=== WORK INSTRUCTIONS ===
From the entries below, list each line with "online".

+---+

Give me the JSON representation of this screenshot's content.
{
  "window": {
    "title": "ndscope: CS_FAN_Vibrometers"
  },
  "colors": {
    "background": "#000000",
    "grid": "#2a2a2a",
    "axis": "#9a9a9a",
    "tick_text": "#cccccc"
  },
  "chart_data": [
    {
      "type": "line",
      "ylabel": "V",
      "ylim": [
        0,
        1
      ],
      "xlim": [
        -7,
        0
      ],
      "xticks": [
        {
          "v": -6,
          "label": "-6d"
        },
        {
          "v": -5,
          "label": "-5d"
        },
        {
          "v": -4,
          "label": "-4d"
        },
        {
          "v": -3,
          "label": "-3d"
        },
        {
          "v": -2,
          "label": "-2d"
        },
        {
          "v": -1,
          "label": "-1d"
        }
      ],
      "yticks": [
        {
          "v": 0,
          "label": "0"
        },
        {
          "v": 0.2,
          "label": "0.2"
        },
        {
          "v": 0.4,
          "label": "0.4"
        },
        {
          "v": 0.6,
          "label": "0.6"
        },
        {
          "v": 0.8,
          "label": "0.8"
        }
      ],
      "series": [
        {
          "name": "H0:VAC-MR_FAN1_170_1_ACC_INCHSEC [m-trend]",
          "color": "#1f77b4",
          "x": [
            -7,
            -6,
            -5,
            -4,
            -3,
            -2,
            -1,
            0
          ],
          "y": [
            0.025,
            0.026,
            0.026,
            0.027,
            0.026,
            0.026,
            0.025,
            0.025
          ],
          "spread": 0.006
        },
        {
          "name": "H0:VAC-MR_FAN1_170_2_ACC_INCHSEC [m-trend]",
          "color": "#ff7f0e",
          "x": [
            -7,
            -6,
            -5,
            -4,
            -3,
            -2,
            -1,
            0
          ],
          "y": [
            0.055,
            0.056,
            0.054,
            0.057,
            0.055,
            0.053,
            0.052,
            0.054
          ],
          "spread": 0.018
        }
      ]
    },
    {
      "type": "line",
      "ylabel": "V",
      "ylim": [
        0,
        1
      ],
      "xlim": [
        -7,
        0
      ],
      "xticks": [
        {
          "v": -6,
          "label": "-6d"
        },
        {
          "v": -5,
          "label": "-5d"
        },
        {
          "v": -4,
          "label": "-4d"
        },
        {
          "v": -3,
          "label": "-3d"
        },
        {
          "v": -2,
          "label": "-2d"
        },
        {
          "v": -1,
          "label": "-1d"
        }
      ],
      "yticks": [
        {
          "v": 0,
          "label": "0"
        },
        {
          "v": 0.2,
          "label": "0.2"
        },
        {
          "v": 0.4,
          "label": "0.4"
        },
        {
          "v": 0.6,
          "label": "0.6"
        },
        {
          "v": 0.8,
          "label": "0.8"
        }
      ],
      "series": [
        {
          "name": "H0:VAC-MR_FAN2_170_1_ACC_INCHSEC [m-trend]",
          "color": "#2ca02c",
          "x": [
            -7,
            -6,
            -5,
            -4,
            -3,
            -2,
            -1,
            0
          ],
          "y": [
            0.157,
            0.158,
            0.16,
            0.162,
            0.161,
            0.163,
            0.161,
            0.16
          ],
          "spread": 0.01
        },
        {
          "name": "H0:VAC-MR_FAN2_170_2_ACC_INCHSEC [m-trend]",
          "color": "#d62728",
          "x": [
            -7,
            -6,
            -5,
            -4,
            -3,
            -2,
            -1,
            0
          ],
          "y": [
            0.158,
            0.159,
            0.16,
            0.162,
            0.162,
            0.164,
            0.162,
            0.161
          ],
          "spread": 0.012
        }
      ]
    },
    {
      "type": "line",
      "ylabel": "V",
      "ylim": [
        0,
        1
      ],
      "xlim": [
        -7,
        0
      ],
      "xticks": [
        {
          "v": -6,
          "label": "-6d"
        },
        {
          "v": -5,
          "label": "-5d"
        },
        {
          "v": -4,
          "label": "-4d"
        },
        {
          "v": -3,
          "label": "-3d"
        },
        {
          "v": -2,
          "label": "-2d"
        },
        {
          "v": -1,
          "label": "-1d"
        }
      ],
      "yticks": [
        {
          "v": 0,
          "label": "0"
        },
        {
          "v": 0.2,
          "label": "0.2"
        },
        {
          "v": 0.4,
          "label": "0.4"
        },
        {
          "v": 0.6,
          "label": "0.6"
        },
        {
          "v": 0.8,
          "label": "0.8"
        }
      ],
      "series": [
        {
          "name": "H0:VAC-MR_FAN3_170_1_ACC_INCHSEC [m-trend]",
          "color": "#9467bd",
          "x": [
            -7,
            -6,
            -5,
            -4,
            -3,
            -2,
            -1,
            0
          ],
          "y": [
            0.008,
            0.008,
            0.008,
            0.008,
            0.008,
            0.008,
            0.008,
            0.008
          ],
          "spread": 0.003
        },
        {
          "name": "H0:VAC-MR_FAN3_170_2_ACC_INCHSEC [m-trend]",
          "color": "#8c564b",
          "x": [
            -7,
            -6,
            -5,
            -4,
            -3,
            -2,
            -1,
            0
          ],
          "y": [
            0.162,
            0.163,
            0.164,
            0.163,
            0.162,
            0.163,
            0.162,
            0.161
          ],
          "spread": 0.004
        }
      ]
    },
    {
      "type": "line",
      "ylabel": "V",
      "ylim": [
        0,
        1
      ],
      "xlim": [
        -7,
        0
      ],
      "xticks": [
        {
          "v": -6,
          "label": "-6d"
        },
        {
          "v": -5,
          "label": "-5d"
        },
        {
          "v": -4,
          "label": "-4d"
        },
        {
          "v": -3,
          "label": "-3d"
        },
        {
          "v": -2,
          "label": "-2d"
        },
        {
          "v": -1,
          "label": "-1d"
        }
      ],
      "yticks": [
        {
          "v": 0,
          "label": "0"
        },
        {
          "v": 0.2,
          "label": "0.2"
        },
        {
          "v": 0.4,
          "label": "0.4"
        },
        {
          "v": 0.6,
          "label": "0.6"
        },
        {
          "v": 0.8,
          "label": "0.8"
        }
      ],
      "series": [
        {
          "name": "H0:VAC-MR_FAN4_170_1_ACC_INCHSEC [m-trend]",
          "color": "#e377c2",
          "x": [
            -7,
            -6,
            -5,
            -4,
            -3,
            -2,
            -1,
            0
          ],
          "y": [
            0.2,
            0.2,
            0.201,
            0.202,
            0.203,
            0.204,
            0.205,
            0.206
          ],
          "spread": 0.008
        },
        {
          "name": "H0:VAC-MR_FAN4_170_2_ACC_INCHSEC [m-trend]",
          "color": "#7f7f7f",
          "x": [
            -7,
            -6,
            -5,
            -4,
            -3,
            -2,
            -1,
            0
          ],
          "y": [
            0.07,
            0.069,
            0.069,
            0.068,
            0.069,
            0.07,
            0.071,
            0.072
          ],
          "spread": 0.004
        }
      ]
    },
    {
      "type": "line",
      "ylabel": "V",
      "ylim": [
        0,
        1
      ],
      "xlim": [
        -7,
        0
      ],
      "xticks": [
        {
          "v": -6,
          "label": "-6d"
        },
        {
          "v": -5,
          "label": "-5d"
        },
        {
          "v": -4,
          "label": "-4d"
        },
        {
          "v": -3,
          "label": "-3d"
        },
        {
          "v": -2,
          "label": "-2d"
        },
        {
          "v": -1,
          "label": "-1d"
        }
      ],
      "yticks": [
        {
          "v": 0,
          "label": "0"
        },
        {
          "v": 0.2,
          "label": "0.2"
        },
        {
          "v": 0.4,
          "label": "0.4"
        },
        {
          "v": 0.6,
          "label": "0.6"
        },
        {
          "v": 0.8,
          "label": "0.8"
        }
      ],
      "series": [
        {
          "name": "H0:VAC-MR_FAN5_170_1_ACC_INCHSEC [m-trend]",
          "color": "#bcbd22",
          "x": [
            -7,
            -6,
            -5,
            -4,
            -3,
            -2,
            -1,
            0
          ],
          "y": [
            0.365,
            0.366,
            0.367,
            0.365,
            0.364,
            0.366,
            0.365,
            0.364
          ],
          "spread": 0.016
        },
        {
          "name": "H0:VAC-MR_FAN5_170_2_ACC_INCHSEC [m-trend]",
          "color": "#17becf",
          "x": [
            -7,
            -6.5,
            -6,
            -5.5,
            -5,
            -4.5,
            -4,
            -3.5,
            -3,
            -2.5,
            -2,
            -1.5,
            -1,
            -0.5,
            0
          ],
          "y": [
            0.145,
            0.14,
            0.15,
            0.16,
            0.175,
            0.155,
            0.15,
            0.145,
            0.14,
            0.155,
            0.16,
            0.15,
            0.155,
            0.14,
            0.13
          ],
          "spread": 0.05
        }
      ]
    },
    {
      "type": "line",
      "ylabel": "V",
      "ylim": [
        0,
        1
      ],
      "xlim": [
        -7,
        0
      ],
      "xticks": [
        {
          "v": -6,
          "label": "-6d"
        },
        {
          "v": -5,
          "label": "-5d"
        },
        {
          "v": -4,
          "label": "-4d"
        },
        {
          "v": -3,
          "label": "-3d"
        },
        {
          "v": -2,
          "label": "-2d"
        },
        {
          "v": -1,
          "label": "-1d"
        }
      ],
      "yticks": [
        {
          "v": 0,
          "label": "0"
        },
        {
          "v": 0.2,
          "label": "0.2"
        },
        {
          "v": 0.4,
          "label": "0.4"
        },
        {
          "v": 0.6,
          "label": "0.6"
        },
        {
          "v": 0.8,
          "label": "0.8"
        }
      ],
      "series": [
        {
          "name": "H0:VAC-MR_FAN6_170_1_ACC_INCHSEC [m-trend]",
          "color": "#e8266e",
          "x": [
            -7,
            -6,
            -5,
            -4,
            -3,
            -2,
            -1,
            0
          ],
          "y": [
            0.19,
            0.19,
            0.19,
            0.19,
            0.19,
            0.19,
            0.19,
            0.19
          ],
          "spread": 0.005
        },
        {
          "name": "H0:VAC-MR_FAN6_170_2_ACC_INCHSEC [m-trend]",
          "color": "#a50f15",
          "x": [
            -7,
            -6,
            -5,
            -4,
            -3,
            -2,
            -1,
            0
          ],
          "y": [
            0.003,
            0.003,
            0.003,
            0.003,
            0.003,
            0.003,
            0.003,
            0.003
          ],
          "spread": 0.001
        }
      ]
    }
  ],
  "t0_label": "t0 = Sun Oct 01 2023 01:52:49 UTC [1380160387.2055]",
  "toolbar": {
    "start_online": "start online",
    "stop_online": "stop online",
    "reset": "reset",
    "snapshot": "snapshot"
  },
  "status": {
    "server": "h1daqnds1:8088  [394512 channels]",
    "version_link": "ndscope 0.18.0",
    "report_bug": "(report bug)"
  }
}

+---+

=== RESPONSE TO THE TASK ===
    "start_online": "start online",
    "stop_online": "stop online",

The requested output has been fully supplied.